Exercise task -> Copy all lines of the listing that include the string "alia".

Provided records ->
╔══

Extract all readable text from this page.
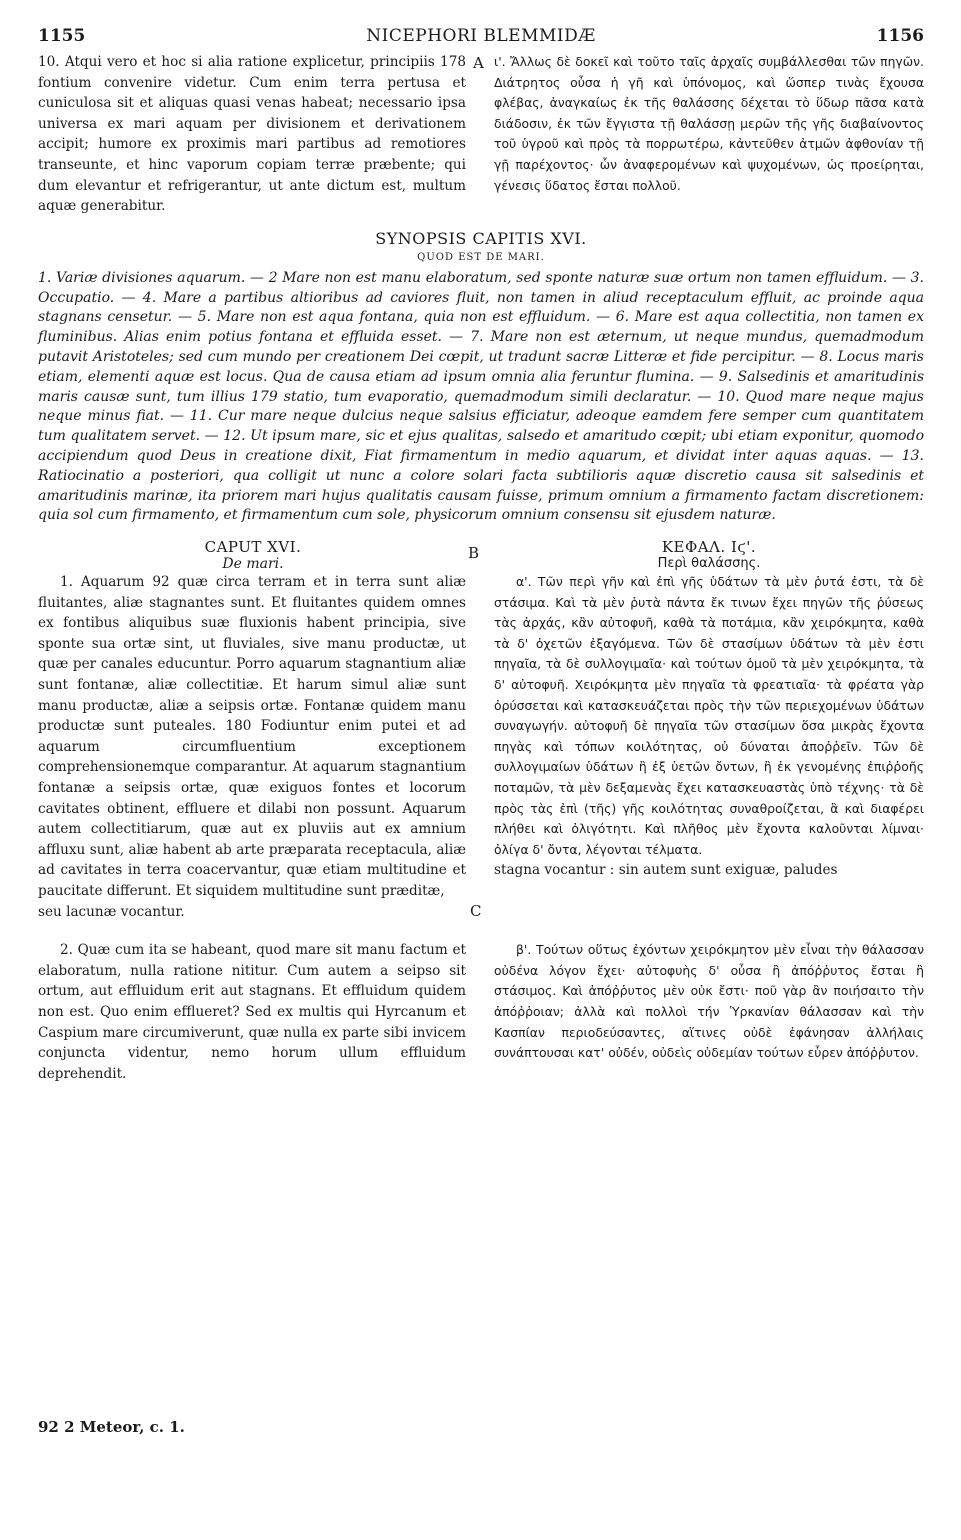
1155	NICEPHORI BLEMMIDÆ	1156
A

10. Atqui vero et hoc si alia ratione explicetur, principiis 178 fontium convenire videtur. Cum enim terra pertusa et cuniculosa sit et aliquas quasi venas habeat; necessario ipsa universa ex mari aquam per divisionem et derivationem accipit; humore ex proximis mari partibus ad remotiores transeunte, et hinc vaporum copiam terræ præbente; qui dum elevantur et refrigerantur, ut ante dictum est, multum aquæ generabitur.

ι'. Ἄλλως δὲ δοκεῖ καὶ τοῦτο ταῖς ἀρχαῖς συμβάλλεσθαι τῶν πηγῶν. Διάτρητος οὖσα ἡ γῆ καὶ ὑπόνομος, καὶ ὥσπερ τινὰς ἔχουσα φλέβας, ἀναγκαίως ἐκ τῆς θαλάσσης δέχεται τὸ ὕδωρ πᾶσα κατὰ διάδοσιν, ἐκ τῶν ἔγγιστα τῇ θαλάσσῃ μερῶν τῆς γῆς διαβαίνοντος τοῦ ὑγροῦ καὶ πρὸς τὰ πορρωτέρω, κἀντεῦθεν ἀτμῶν ἀφθονίαν τῇ γῇ παρέχοντος· ὧν ἀναφερομένων καὶ ψυχομένων, ὡς προείρηται, γένεσις ὕδατος ἔσται πολλοῦ.

SYNOPSIS CAPITIS XVI.

QUOD EST DE MARI.

1. Variæ divisiones aquarum. — 2 Mare non est manu elaboratum, sed sponte naturæ suæ ortum non tamen effluidum. — 3. Occupatio. — 4. Mare a partibus altioribus ad caviores fluit, non tamen in aliud receptaculum effluit, ac proinde aqua stagnans censetur. — 5. Mare non est aqua fontana, quia non est effluidum. — 6. Mare est aqua collectitia, non tamen ex fluminibus. Alias enim potius fontana et effluida esset. — 7. Mare non est æternum, ut neque mundus, quemadmodum putavit Aristoteles; sed cum mundo per creationem Dei cœpit, ut tradunt sacræ Litteræ et fide percipitur. — 8. Locus maris etiam, elementi aquæ est locus. Qua de causa etiam ad ipsum omnia alia feruntur flumina. — 9. Salsedinis et amaritudinis maris causæ sunt, tum illius 179 statio, tum evaporatio, quemadmodum simili declaratur. — 10. Quod mare neque majus neque minus fiat. — 11. Cur mare neque dulcius neque salsius efficiatur, adeoque eamdem fere semper cum quantitatem tum qualitatem servet. — 12. Ut ipsum mare, sic et ejus qualitas, salsedo et amaritudo cœpit; ubi etiam exponitur, quomodo accipiendum quod Deus in creatione dixit, Fiat firmamentum in medio aquarum, et dividat inter aquas aquas. — 13. Ratiocinatio a posteriori, qua colligit ut nunc a colore solari facta subtilioris aquæ discretio causa sit salsedinis et amaritudinis marinæ, ita priorem mari hujus qualitatis causam fuisse, primum omnium a firmamento factam discretionem: quia sol cum firmamento, et firmamentum cum sole, physicorum omnium consensu sit ejusdem naturæ.

B

CAPUT XVI.

De mari.

ΚΕΦΑΛ. Ιϛ'.

Περὶ θαλάσσης.

C

1. Aquarum 92 quæ circa terram et in terra sunt aliæ fluitantes, aliæ stagnantes sunt. Et fluitantes quidem omnes ex fontibus aliquibus suæ fluxionis habent principia, sive sponte sua ortæ sint, ut fluviales, sive manu productæ, ut quæ per canales educuntur. Porro aquarum stagnantium aliæ sunt fontanæ, aliæ collectitiæ. Et harum simul aliæ sunt manu productæ, aliæ a seipsis ortæ. Fontanæ quidem manu productæ sunt puteales. 180 Fodiuntur enim putei et ad aquarum circumfluentium exceptionem comprehensionemque comparantur. At aquarum stagnantium fontanæ a seipsis ortæ, quæ exiguos fontes et locorum cavitates obtinent, effluere et dilabi non possunt. Aquarum autem collectitiarum, quæ aut ex pluviis aut ex amnium affluxu sunt, aliæ habent ab arte præparata receptacula, aliæ ad cavitates in terra coacervantur, quæ etiam multitudine et paucitate differunt. Et siquidem multitudine sunt præditæ,

seu lacunæ vocantur.

α'. Τῶν περὶ γῆν καὶ ἐπὶ γῆς ὑδάτων τὰ μὲν ῥυτά ἐστι, τὰ δὲ στάσιμα. Καὶ τὰ μὲν ῥυτὰ πάντα ἔκ τινων ἔχει πηγῶν τῆς ῥύσεως τὰς ἀρχάς, κἂν αὐτοφυῆ, καθὰ τὰ ποτάμια, κἂν χειρόκμητα, καθὰ τὰ δ' ὀχετῶν ἐξαγόμενα. Τῶν δὲ στασίμων ὑδάτων τὰ μὲν ἐστι πηγαῖα, τὰ δὲ συλλογιμαῖα· καὶ τούτων ὁμοῦ τὰ μὲν χειρόκμητα, τὰ δ' αὐτοφυῆ. Χειρόκμητα μὲν πηγαῖα τὰ φρεατιαῖα· τὰ φρέατα γὰρ ὀρύσσεται καὶ κατασκευάζεται πρὸς τὴν τῶν περιεχομένων ὑδάτων συναγωγήν. αὐτοφυῆ δὲ πηγαῖα τῶν στασίμων ὅσα μικρὰς ἔχοντα πηγὰς καὶ τόπων κοιλότητας, οὐ δύναται ἀποῤῥεῖν. Τῶν δὲ συλλογιμαίων ὑδάτων ἢ ἐξ ὑετῶν ὄντων, ἢ ἐκ γενομένης ἐπιῤῥοῆς ποταμῶν, τὰ μὲν δεξαμενὰς ἔχει κατασκευαστὰς ὑπὸ τέχνης· τὰ δὲ πρὸς τὰς ἐπὶ (τῆς) γῆς κοιλότητας συναθροίζεται, ἃ καὶ διαφέρει πλήθει καὶ ὀλιγότητι. Καὶ πλῆθος μὲν ἔχοντα καλοῦνται λίμναι· ὀλίγα δ' ὄντα, λέγονται τέλματα.

stagna vocantur : sin autem sunt exiguæ, paludes

2. Quæ cum ita se habeant, quod mare sit manu factum et elaboratum, nulla ratione nititur. Cum autem a seipso sit ortum, aut effluidum erit aut stagnans. Et effluidum quidem non est. Quo enim efflueret? Sed ex multis qui Hyrcanum et Caspium mare circumiverunt, quæ nulla ex parte sibi invicem conjuncta videntur, nemo horum ullum effluidum deprehendit.

β'. Τούτων οὕτως ἐχόντων χειρόκμητον μὲν εἶναι τὴν θάλασσαν οὐδένα λόγον ἔχει· αὐτοφυὴς δ' οὖσα ἢ ἀπόῤῥυτος ἔσται ἢ στάσιμος. Καὶ ἀπόῤῥυτος μὲν οὐκ ἔστι· ποῦ γὰρ ἂν ποιήσαιτο τὴν ἀπόῤῥοιαν; ἀλλὰ καὶ πολλοὶ τήν Ὑρκανίαν θάλασσαν καὶ τὴν Κασπίαν περιοδεύσαντες, αἵτινες οὐδὲ ἐφάνησαν ἀλλήλαις συνάπτουσαι κατ' οὐδέν, οὐδεὶς οὐδεμίαν τούτων εὗρεν ἀπόῤῥυτον.

92 2 Meteor, c. 1.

╚══

Solution for this task ->
10. Atqui vero et hoc si alia ratione explicetur, principiis 178 fontium convenire videtur. Cum enim terra pertusa et cuniculosa sit et aliquas quasi venas habeat; necessario ipsa universa ex mari aquam per divisionem et derivationem accipit; humore ex proximis mari partibus ad remotiores transeunte, et hinc vaporum copiam terræ præbente; qui dum elevantur et refrigerantur, ut ante dictum est, multum aquæ generabitur.
1. Variæ divisiones aquarum. — 2 Mare non est manu elaboratum, sed sponte naturæ suæ ortum non tamen effluidum. — 3. Occupatio. — 4. Mare a partibus altioribus ad caviores fluit, non tamen in aliud receptaculum effluit, ac proinde aqua stagnans censetur. — 5. Mare non est aqua fontana, quia non est effluidum. — 6. Mare est aqua collectitia, non tamen ex fluminibus. Alias enim potius fontana et effluida esset. — 7. Mare non est æternum, ut neque mundus, quemadmodum putavit Aristoteles; sed cum mundo per creationem Dei cœpit, ut tradunt sacræ Litteræ et fide percipitur. — 8. Locus maris etiam, elementi aquæ est locus. Qua de causa etiam ad ipsum omnia alia feruntur flumina. — 9. Salsedinis et amaritudinis maris causæ sunt, tum illius 179 statio, tum evaporatio, quemadmodum simili declaratur. — 10. Quod mare neque majus neque minus fiat. — 11. Cur mare neque dulcius neque salsius efficiatur, adeoque eamdem fere semper cum quantitatem tum qualitatem servet. — 12. Ut ipsum mare, sic et ejus qualitas, salsedo et amaritudo cœpit; ubi etiam exponitur, quomodo accipiendum quod Deus in creatione dixit, Fiat firmamentum in medio aquarum, et dividat inter aquas aquas. — 13. Ratiocinatio a posteriori, qua colligit ut nunc a colore solari facta subtilioris aquæ discretio causa sit salsedinis et amaritudinis marinæ, ita priorem mari hujus qualitatis causam fuisse, primum omnium a firmamento factam discretionem: quia sol cum firmamento, et firmamentum cum sole, physicorum omnium consensu sit ejusdem naturæ.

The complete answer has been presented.